_WHAT YOU HAVE TO DO_
Repeat the records exactly. Every line must match.

_RECORDED DATA_

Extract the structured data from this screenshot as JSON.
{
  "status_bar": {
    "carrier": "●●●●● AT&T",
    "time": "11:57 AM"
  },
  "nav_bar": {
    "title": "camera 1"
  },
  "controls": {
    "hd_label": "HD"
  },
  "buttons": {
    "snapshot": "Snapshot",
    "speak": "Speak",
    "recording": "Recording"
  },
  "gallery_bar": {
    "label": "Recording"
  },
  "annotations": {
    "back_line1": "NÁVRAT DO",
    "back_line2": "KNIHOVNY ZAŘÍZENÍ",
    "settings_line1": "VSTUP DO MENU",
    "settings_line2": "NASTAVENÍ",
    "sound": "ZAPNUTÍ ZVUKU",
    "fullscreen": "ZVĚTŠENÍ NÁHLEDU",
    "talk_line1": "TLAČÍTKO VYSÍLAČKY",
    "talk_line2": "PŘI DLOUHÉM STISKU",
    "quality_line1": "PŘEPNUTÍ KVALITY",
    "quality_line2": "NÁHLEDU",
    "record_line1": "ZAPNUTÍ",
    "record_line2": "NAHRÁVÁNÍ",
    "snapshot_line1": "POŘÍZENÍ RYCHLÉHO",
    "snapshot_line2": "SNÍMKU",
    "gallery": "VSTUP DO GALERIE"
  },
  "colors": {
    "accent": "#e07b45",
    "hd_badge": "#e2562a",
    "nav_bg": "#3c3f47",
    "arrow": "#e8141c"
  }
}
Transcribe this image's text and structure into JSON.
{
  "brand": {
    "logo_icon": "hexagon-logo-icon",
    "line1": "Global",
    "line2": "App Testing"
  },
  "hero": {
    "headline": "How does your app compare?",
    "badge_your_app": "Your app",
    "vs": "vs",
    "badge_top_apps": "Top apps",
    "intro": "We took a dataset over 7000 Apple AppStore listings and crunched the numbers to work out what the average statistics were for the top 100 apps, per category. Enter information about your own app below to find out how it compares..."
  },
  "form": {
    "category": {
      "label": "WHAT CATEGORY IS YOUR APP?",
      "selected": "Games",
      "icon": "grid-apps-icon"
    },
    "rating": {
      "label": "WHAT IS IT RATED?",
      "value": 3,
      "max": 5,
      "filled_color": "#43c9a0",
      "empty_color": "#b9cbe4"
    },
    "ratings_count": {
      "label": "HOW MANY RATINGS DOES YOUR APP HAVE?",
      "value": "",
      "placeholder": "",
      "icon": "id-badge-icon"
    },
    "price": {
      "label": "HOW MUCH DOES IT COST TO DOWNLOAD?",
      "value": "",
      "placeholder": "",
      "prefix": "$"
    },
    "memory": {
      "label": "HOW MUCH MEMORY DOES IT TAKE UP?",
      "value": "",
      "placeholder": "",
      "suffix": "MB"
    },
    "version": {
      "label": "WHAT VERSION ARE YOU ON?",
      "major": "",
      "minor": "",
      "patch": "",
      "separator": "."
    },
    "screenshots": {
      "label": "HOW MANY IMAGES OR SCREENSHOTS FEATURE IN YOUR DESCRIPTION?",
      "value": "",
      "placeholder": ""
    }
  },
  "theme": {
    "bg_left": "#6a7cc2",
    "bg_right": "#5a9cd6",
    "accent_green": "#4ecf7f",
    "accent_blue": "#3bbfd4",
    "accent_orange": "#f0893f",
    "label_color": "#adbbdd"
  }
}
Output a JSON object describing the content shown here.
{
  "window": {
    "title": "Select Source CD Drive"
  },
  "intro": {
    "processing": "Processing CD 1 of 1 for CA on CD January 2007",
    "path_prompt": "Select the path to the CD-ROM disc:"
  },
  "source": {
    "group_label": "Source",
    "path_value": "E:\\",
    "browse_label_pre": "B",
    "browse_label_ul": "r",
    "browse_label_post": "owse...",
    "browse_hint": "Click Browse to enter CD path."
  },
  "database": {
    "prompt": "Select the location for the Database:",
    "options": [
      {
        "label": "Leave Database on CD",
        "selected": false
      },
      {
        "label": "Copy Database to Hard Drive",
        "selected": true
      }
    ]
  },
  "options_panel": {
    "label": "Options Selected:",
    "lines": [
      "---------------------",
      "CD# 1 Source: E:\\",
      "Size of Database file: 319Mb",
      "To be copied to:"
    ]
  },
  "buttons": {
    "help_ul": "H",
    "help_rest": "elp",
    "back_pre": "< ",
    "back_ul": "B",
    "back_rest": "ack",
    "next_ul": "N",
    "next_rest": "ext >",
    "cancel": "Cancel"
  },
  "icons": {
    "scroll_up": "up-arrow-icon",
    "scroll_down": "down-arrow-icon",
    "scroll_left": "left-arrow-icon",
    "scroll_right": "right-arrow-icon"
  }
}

_SOLUTION FOR THIS TASK_
Extract the structured data from this screenshot as JSON.
{
  "status_bar": {
    "carrier": "●●●●● AT&T",
    "time": "11:57 AM"
  },
  "nav_bar": {
    "title": "camera 1"
  },
  "controls": {
    "hd_label": "HD"
  },
  "buttons": {
    "snapshot": "Snapshot",
    "speak": "Speak",
    "recording": "Recording"
  },
  "gallery_bar": {
    "label": "Recording"
  },
  "annotations": {
    "back_line1": "NÁVRAT DO",
    "back_line2": "KNIHOVNY ZAŘÍZENÍ",
    "settings_line1": "VSTUP DO MENU",
    "settings_line2": "NASTAVENÍ",
    "sound": "ZAPNUTÍ ZVUKU",
    "fullscreen": "ZVĚTŠENÍ NÁHLEDU",
    "talk_line1": "TLAČÍTKO VYSÍLAČKY",
    "talk_line2": "PŘI DLOUHÉM STISKU",
    "quality_line1": "PŘEPNUTÍ KVALITY",
    "quality_line2": "NÁHLEDU",
    "record_line1": "ZAPNUTÍ",
    "record_line2": "NAHRÁVÁNÍ",
    "snapshot_line1": "POŘÍZENÍ RYCHLÉHO",
    "snapshot_line2": "SNÍMKU",
    "gallery": "VSTUP DO GALERIE"
  },
  "colors": {
    "accent": "#e07b45",
    "hd_badge": "#e2562a",
    "nav_bg": "#3c3f47",
    "arrow": "#e8141c"
  }
}
Transcribe this image's text and structure into JSON.
{
  "brand": {
    "logo_icon": "hexagon-logo-icon",
    "line1": "Global",
    "line2": "App Testing"
  },
  "hero": {
    "headline": "How does your app compare?",
    "badge_your_app": "Your app",
    "vs": "vs",
    "badge_top_apps": "Top apps",
    "intro": "We took a dataset over 7000 Apple AppStore listings and crunched the numbers to work out what the average statistics were for the top 100 apps, per category. Enter information about your own app below to find out how it compares..."
  },
  "form": {
    "category": {
      "label": "WHAT CATEGORY IS YOUR APP?",
      "selected": "Games",
      "icon": "grid-apps-icon"
    },
    "rating": {
      "label": "WHAT IS IT RATED?",
      "value": 3,
      "max": 5,
      "filled_color": "#43c9a0",
      "empty_color": "#b9cbe4"
    },
    "ratings_count": {
      "label": "HOW MANY RATINGS DOES YOUR APP HAVE?",
      "value": "",
      "placeholder": "",
      "icon": "id-badge-icon"
    },
    "price": {
      "label": "HOW MUCH DOES IT COST TO DOWNLOAD?",
      "value": "",
      "placeholder": "",
      "prefix": "$"
    },
    "memory": {
      "label": "HOW MUCH MEMORY DOES IT TAKE UP?",
      "value": "",
      "placeholder": "",
      "suffix": "MB"
    },
    "version": {
      "label": "WHAT VERSION ARE YOU ON?",
      "major": "",
      "minor": "",
      "patch": "",
      "separator": "."
    },
    "screenshots": {
      "label": "HOW MANY IMAGES OR SCREENSHOTS FEATURE IN YOUR DESCRIPTION?",
      "value": "",
      "placeholder": ""
    }
  },
  "theme": {
    "bg_left": "#6a7cc2",
    "bg_right": "#5a9cd6",
    "accent_green": "#4ecf7f",
    "accent_blue": "#3bbfd4",
    "accent_orange": "#f0893f",
    "label_color": "#adbbdd"
  }
}
Output a JSON object describing the content shown here.
{
  "window": {
    "title": "Select Source CD Drive"
  },
  "intro": {
    "processing": "Processing CD 1 of 1 for CA on CD January 2007",
    "path_prompt": "Select the path to the CD-ROM disc:"
  },
  "source": {
    "group_label": "Source",
    "path_value": "E:\\",
    "browse_label_pre": "B",
    "browse_label_ul": "r",
    "browse_label_post": "owse...",
    "browse_hint": "Click Browse to enter CD path."
  },
  "database": {
    "prompt": "Select the location for the Database:",
    "options": [
      {
        "label": "Leave Database on CD",
        "selected": false
      },
      {
        "label": "Copy Database to Hard Drive",
        "selected": true
      }
    ]
  },
  "options_panel": {
    "label": "Options Selected:",
    "lines": [
      "---------------------",
      "CD# 1 Source: E:\\",
      "Size of Database file: 319Mb",
      "To be copied to:"
    ]
  },
  "buttons": {
    "help_ul": "H",
    "help_rest": "elp",
    "back_pre": "< ",
    "back_ul": "B",
    "back_rest": "ack",
    "next_ul": "N",
    "next_rest": "ext >",
    "cancel": "Cancel"
  },
  "icons": {
    "scroll_up": "up-arrow-icon",
    "scroll_down": "down-arrow-icon",
    "scroll_left": "left-arrow-icon",
    "scroll_right": "right-arrow-icon"
  }
}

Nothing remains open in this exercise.